**PROBLEM STATEMENT:** Collect each line holding the string "seconds".

--- LISTED RECORDS ---

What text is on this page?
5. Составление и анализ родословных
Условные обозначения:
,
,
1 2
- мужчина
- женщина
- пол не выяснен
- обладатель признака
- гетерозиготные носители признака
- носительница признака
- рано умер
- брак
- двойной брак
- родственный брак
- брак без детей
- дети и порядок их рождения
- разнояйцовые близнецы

---
--- LISTED RECORDS ---

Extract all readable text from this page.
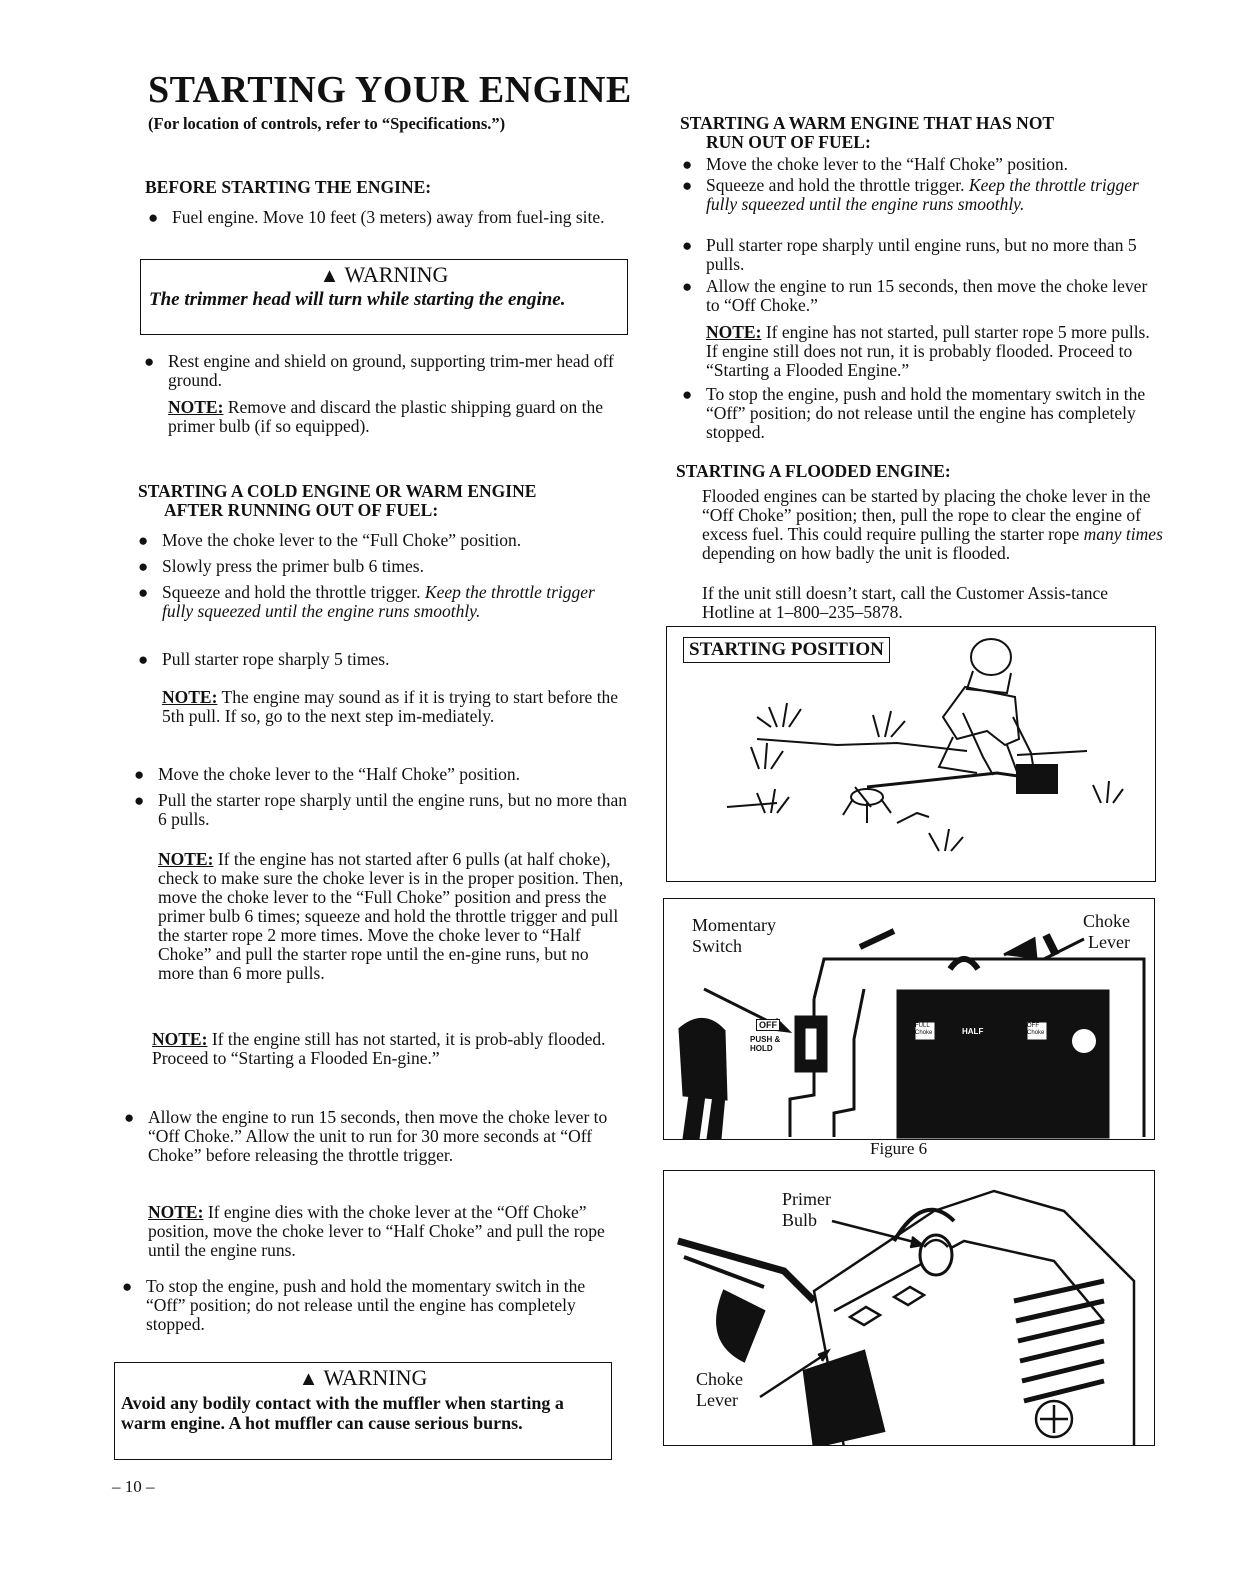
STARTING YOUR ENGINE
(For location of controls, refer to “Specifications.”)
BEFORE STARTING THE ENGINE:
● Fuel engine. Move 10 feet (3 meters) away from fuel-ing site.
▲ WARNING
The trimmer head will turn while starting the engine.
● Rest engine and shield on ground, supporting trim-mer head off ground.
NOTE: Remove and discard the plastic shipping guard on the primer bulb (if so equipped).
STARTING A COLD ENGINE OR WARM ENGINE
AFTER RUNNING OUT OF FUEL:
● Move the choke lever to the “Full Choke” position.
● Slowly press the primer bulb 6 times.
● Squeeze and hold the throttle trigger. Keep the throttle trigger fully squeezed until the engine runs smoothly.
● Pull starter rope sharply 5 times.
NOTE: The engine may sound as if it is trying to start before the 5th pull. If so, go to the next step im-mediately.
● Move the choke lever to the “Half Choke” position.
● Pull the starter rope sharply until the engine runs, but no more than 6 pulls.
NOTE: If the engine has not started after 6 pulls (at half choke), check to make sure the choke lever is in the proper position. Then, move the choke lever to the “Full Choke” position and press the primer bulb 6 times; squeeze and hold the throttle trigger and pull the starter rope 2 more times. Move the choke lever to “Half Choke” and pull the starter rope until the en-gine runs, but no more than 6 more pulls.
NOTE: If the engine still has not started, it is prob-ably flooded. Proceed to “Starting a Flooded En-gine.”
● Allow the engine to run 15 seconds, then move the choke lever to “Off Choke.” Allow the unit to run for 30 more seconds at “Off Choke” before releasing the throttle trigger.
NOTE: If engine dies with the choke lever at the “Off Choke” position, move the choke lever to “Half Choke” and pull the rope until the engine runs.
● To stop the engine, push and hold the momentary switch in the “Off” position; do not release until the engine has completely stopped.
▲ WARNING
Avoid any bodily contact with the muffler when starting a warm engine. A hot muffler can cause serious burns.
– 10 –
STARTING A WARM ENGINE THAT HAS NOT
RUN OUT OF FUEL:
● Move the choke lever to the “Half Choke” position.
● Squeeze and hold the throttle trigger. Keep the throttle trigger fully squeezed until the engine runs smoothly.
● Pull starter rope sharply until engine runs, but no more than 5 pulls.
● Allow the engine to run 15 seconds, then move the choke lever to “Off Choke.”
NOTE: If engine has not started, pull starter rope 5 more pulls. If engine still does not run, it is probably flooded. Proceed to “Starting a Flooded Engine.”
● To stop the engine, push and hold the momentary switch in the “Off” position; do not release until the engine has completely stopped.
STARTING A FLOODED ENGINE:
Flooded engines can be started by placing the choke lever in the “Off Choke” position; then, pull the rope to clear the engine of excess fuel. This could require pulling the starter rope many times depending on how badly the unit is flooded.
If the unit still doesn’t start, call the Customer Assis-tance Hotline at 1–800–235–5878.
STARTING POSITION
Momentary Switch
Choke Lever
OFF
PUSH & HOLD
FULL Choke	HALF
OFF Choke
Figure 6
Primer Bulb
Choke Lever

---

**FULL ANSWER:**
● Allow the engine to run 15 seconds, then move the choke lever to “Off Choke.” Allow the unit to run for 30 more seconds at “Off Choke” before releasing the throttle trigger.
● Allow the engine to run 15 seconds, then move the choke lever to “Off Choke.”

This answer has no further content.